--- Start ---
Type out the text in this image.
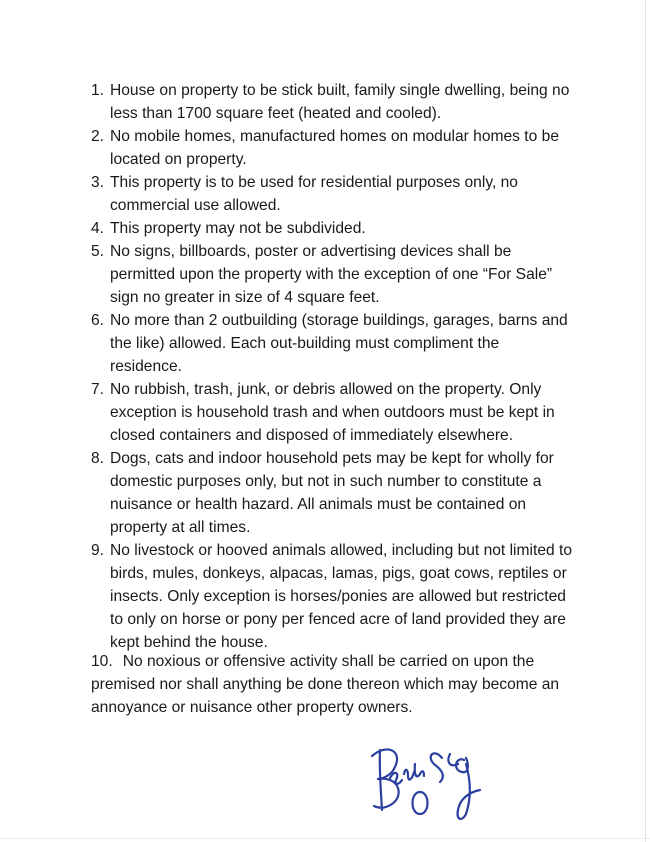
1. House on property to be stick built, family single dwelling, being no less than 1700 square feet (heated and cooled).

2. No mobile homes, manufactured homes on modular homes to be located on property.

3. This property is to be used for residential purposes only, no commercial use allowed.

4. This property may not be subdivided.

5. No signs, billboards, poster or advertising devices shall be permitted upon the property with the exception of one “For Sale” sign no greater in size of 4 square feet.

6. No more than 2 outbuilding (storage buildings, garages, barns and the like) allowed. Each out-building must compliment the residence.

7. No rubbish, trash, junk, or debris allowed on the property. Only exception is household trash and when outdoors must be kept in closed containers and disposed of immediately elsewhere.

8. Dogs, cats and indoor household pets may be kept for wholly for domestic purposes only, but not in such number to constitute a nuisance or health hazard. All animals must be contained on property at all times.

9. No livestock or hooved animals allowed, including but not limited to birds, mules, donkeys, alpacas, lamas, pigs, goat cows, reptiles or insects. Only exception is horses/ponies are allowed but restricted to only on horse or pony per fenced acre of land provided they are kept behind the house.

10. No noxious or offensive activity shall be carried on upon the premised nor shall anything be done thereon which may become an annoyance or nuisance other property owners.
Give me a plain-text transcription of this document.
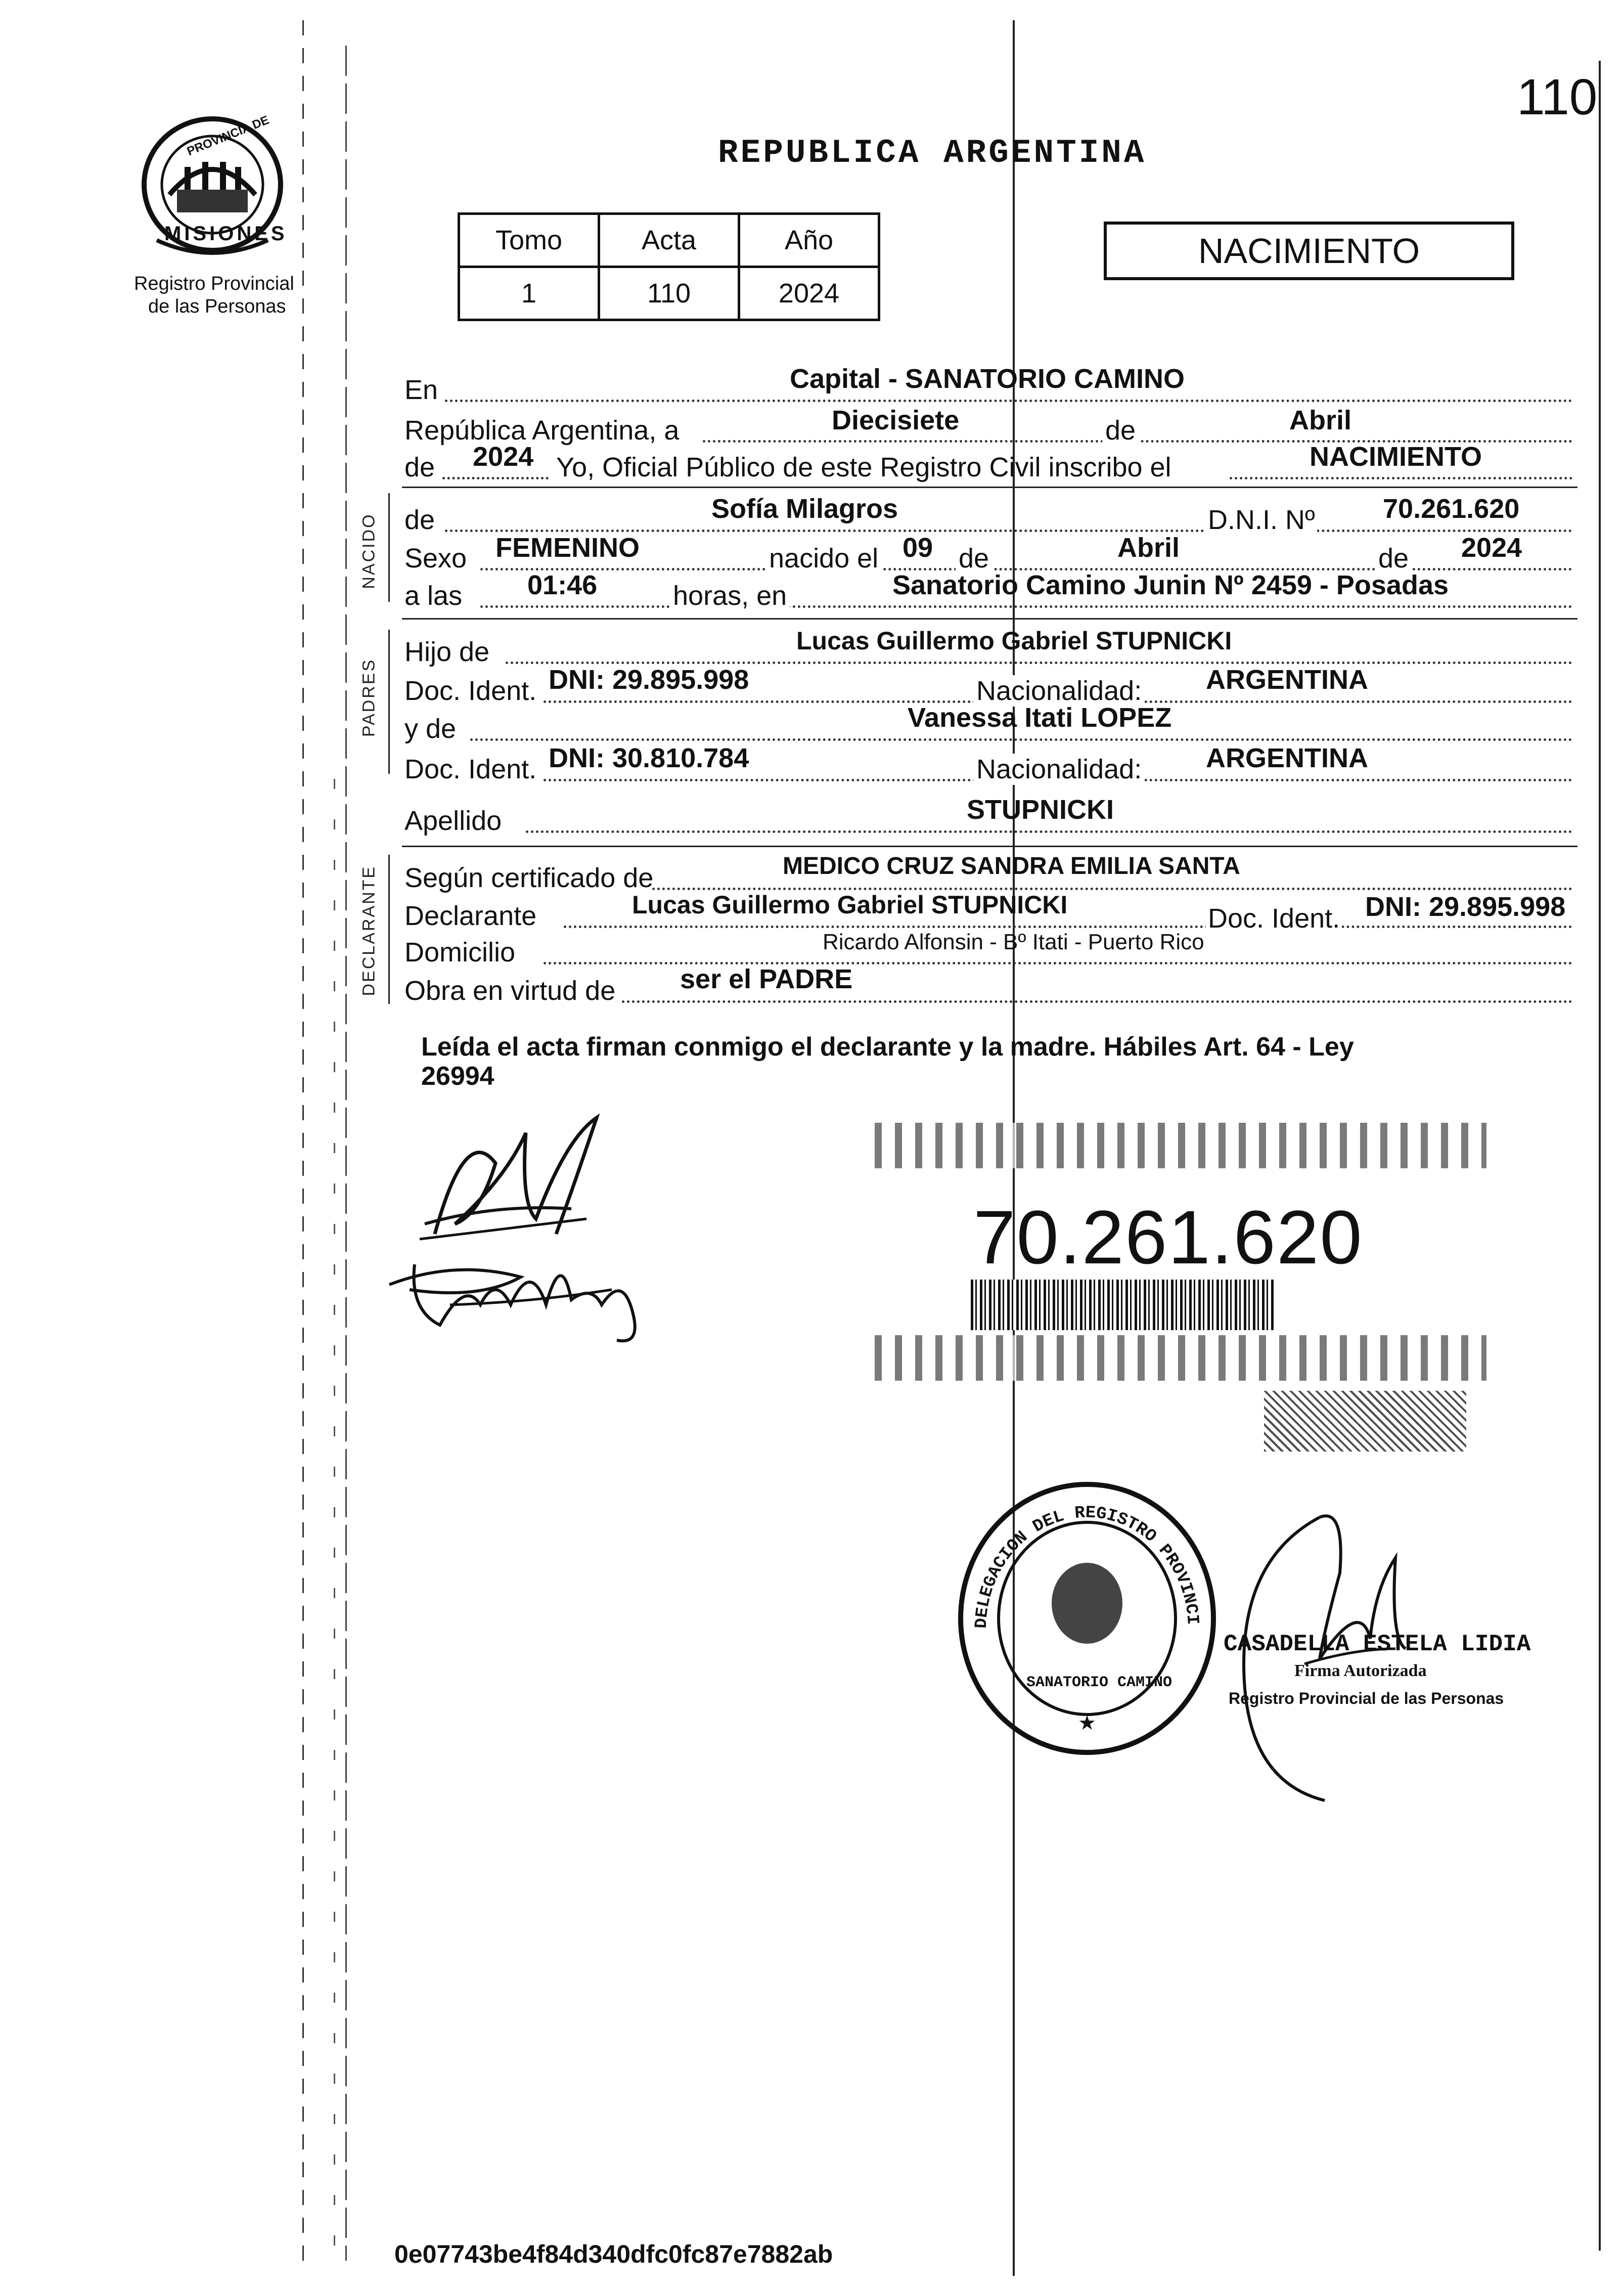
110
PROVINCIA DE
MISIONES
Registro Provincial
de las Personas
REPUBLICA ARGENTINA
Tomo	Acta	Año
1	110	2024
NACIMIENTO
En	Capital - SANATORIO CAMINO
República Argentina, a	Diecisiete	de	Abril
de 2024 Yo, Oficial Público de este Registro Civil inscribo el	NACIMIENTO
NACIDO de	Sofía Milagros	D.N.I. Nº 70.261.620
Sexo FEMENINO	nacido el 09 de	Abril	de 2024
a las 01:46	horas, en	Sanatorio Camino Junin Nº 2459 - Posadas
PADRES
Hijo de	Lucas Guillermo Gabriel STUPNICKI
Doc. Ident. DNI: 29.895.998	Nacionalidad: ARGENTINA
y de	Vanessa Itati LOPEZ
Doc. Ident. DNI: 30.810.784	Nacionalidad: ARGENTINA
Apellido	STUPNICKI
DECLARANTE Según certificado de	MEDICO CRUZ SANDRA EMILIA SANTA
Declarante	Lucas Guillermo Gabriel STUPNICKI	Doc. Ident. DNI: 29.895.998
Domicilio	Ricardo Alfonsin - Bº Itati - Puerto Rico
Obra en virtud de ser el PADRE
Leída el acta firman conmigo el declarante y la madre. Hábiles Art. 64 - Ley
26994
70.261.620
DELEGACION DEL REGISTRO PROVINCI
★
SANATORIO CAMINO
CASADELLA ESTELA LIDIA
Firma Autorizada
Registro Provincial de las Personas
0e07743be4f84d340dfc0fc87e7882ab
--- End ---
§ **Directions**
Without the pictures, write out the whole listing above exactly as it appears.

§ **Completed exercise**
Type out the text in this image.
1. House on property to be stick built, family single dwelling, being no less than 1700 square feet (heated and cooled).

2. No mobile homes, manufactured homes on modular homes to be located on property.

3. This property is to be used for residential purposes only, no commercial use allowed.

4. This property may not be subdivided.

5. No signs, billboards, poster or advertising devices shall be permitted upon the property with the exception of one “For Sale” sign no greater in size of 4 square feet.

6. No more than 2 outbuilding (storage buildings, garages, barns and the like) allowed. Each out-building must compliment the residence.

7. No rubbish, trash, junk, or debris allowed on the property. Only exception is household trash and when outdoors must be kept in closed containers and disposed of immediately elsewhere.

8. Dogs, cats and indoor household pets may be kept for wholly for domestic purposes only, but not in such number to constitute a nuisance or health hazard. All animals must be contained on property at all times.

9. No livestock or hooved animals allowed, including but not limited to birds, mules, donkeys, alpacas, lamas, pigs, goat cows, reptiles or insects. Only exception is horses/ponies are allowed but restricted to only on horse or pony per fenced acre of land provided they are kept behind the house.

10. No noxious or offensive activity shall be carried on upon the premised nor shall anything be done thereon which may become an annoyance or nuisance other property owners.
Give me a plain-text transcription of this document.
110
PROVINCIA DE
MISIONES
Registro Provincial
de las Personas
REPUBLICA ARGENTINA
Tomo	Acta	Año
1	110	2024
NACIMIENTO
En	Capital - SANATORIO CAMINO
República Argentina, a	Diecisiete	de	Abril
de 2024 Yo, Oficial Público de este Registro Civil inscribo el	NACIMIENTO
NACIDO de	Sofía Milagros	D.N.I. Nº 70.261.620
Sexo FEMENINO	nacido el 09 de	Abril	de 2024
a las 01:46	horas, en	Sanatorio Camino Junin Nº 2459 - Posadas
PADRES
Hijo de	Lucas Guillermo Gabriel STUPNICKI
Doc. Ident. DNI: 29.895.998	Nacionalidad: ARGENTINA
y de	Vanessa Itati LOPEZ
Doc. Ident. DNI: 30.810.784	Nacionalidad: ARGENTINA
Apellido	STUPNICKI
DECLARANTE Según certificado de	MEDICO CRUZ SANDRA EMILIA SANTA
Declarante	Lucas Guillermo Gabriel STUPNICKI	Doc. Ident. DNI: 29.895.998
Domicilio	Ricardo Alfonsin - Bº Itati - Puerto Rico
Obra en virtud de ser el PADRE
Leída el acta firman conmigo el declarante y la madre. Hábiles Art. 64 - Ley
26994
70.261.620
DELEGACION DEL REGISTRO PROVINCI
★
SANATORIO CAMINO
CASADELLA ESTELA LIDIA
Firma Autorizada
Registro Provincial de las Personas
0e07743be4f84d340dfc0fc87e7882ab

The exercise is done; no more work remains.